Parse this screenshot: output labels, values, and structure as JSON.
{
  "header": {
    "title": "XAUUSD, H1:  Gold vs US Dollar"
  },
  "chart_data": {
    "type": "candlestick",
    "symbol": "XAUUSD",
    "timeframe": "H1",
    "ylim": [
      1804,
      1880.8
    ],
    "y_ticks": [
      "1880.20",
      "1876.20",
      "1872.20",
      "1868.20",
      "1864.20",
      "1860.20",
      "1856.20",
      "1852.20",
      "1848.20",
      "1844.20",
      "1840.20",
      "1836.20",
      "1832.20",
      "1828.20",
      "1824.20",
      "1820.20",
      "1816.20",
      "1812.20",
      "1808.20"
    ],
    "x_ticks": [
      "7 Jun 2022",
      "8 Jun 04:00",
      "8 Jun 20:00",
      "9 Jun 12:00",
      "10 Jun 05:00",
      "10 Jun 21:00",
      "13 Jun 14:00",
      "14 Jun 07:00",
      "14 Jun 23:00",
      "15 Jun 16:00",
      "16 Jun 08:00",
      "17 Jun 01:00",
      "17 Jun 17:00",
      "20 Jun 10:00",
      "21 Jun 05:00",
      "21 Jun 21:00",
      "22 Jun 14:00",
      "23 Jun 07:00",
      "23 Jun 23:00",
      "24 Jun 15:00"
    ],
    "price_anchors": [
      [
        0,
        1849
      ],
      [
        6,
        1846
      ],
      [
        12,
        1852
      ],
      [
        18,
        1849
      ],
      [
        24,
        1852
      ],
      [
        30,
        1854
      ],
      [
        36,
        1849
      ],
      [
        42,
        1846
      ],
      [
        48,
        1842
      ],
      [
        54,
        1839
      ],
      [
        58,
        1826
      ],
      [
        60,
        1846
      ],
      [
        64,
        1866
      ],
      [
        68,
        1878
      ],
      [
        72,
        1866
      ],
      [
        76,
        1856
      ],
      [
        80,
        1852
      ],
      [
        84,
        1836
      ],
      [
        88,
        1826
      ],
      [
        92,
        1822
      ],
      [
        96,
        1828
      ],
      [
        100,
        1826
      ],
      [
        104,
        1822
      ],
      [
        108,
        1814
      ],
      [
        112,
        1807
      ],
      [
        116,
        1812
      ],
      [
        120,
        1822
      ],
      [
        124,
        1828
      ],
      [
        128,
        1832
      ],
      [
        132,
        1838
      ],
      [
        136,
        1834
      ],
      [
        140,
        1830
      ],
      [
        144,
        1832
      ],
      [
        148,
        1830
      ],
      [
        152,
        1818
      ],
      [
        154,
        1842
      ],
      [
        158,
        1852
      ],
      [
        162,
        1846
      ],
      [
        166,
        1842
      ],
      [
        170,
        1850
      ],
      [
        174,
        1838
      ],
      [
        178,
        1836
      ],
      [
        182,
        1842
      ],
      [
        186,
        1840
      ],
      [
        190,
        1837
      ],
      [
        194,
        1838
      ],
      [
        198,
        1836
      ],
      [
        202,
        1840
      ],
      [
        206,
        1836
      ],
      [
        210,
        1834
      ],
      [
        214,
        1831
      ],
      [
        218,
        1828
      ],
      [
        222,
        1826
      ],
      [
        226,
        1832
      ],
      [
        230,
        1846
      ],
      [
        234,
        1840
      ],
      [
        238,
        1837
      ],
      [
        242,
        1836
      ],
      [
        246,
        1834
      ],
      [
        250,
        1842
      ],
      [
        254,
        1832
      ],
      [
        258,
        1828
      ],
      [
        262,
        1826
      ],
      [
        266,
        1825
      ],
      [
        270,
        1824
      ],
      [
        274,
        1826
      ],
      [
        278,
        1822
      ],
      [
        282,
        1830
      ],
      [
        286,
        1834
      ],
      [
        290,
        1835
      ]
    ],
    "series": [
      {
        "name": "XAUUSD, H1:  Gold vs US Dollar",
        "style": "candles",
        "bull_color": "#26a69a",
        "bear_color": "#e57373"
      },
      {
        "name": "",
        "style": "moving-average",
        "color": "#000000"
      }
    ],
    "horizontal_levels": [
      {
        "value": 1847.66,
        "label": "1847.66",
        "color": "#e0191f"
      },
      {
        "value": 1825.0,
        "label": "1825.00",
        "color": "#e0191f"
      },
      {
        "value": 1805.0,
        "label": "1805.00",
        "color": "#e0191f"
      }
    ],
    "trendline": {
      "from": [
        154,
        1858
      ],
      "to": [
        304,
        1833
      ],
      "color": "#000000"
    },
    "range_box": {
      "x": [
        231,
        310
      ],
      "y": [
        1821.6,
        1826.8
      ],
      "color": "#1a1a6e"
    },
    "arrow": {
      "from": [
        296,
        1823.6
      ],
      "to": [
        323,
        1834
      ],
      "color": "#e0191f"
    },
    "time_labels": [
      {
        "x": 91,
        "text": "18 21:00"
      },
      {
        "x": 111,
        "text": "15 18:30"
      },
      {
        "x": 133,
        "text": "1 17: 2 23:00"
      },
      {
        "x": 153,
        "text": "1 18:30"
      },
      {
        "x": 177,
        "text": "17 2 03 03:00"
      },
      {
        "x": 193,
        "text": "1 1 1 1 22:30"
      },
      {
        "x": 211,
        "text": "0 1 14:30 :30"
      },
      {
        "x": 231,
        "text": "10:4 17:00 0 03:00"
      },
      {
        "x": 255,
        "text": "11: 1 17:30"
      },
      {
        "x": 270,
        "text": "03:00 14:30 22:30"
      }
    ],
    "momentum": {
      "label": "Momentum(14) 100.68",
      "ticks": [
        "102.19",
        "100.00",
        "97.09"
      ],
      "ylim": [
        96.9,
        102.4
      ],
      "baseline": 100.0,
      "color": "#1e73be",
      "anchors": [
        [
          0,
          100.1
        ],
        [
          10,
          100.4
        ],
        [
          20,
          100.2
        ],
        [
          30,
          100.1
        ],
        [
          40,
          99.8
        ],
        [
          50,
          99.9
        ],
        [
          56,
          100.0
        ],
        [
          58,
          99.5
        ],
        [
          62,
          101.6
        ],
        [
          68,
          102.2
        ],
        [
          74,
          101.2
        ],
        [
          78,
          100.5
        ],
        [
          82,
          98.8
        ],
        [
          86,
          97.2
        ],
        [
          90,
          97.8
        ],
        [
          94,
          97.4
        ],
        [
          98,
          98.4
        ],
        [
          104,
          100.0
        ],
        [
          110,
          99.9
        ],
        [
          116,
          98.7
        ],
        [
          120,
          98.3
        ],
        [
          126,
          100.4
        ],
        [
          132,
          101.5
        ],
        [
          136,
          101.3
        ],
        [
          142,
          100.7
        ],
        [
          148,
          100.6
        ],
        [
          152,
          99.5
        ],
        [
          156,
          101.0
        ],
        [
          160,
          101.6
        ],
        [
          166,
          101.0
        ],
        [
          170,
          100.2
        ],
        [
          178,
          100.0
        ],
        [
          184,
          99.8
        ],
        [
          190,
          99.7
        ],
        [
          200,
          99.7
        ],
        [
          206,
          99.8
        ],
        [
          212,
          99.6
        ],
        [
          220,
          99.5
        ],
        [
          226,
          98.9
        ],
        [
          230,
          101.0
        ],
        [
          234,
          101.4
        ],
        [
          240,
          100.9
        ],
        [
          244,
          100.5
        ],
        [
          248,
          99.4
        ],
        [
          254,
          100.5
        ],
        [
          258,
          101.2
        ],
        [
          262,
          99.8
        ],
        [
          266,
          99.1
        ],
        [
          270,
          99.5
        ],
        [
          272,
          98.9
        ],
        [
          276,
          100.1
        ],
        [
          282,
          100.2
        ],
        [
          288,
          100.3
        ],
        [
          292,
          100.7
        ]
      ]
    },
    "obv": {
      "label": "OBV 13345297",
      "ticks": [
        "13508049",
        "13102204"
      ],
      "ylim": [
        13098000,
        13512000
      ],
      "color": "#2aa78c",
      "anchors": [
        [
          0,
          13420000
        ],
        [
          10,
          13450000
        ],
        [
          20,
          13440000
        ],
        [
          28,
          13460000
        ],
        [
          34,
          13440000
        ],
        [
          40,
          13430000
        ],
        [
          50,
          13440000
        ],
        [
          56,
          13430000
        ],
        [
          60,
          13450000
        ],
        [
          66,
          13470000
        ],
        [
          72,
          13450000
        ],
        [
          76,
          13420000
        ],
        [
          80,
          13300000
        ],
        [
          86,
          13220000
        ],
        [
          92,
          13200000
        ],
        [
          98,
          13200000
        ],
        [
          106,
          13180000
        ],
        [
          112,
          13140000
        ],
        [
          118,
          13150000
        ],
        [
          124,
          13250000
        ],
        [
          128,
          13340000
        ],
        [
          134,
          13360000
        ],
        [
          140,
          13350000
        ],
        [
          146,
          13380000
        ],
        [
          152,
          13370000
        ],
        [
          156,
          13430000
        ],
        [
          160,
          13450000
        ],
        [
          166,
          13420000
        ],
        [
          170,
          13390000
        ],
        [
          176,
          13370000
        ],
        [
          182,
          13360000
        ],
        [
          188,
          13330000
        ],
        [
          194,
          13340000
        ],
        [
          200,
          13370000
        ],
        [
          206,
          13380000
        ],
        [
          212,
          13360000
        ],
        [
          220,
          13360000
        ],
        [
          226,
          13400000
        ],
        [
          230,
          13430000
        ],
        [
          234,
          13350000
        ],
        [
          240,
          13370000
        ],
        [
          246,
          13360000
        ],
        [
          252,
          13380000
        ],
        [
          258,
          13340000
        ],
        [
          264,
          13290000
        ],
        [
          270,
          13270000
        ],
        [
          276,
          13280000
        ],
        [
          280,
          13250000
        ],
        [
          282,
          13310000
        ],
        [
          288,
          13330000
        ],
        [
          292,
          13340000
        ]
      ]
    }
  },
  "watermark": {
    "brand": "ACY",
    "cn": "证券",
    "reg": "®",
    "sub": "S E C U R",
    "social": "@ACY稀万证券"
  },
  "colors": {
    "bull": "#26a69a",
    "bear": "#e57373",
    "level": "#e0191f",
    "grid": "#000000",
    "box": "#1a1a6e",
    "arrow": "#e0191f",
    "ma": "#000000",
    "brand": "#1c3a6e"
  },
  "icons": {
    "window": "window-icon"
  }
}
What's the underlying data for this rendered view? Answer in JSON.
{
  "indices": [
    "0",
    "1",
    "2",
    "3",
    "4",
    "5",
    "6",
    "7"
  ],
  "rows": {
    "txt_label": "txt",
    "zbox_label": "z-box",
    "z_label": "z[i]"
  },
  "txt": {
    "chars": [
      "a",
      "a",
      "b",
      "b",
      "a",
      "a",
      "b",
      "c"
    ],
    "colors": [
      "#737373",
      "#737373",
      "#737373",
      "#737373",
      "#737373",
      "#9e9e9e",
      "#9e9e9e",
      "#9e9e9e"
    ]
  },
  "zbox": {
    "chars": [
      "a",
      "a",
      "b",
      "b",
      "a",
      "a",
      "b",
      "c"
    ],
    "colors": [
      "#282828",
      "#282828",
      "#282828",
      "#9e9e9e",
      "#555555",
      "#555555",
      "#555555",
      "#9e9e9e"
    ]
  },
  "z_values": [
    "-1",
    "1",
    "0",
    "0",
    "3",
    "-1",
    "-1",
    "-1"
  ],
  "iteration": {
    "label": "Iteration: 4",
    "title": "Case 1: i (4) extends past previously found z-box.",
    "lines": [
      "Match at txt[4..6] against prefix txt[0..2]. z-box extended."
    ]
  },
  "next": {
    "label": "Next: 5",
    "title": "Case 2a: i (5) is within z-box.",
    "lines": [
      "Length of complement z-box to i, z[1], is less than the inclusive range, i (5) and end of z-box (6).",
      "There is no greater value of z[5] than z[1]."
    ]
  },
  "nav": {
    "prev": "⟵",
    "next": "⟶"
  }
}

• [EXERCISE]: Only a number is wanted: how many lines of the material include the word "Dollar".

• [IN RESPONSE]: 2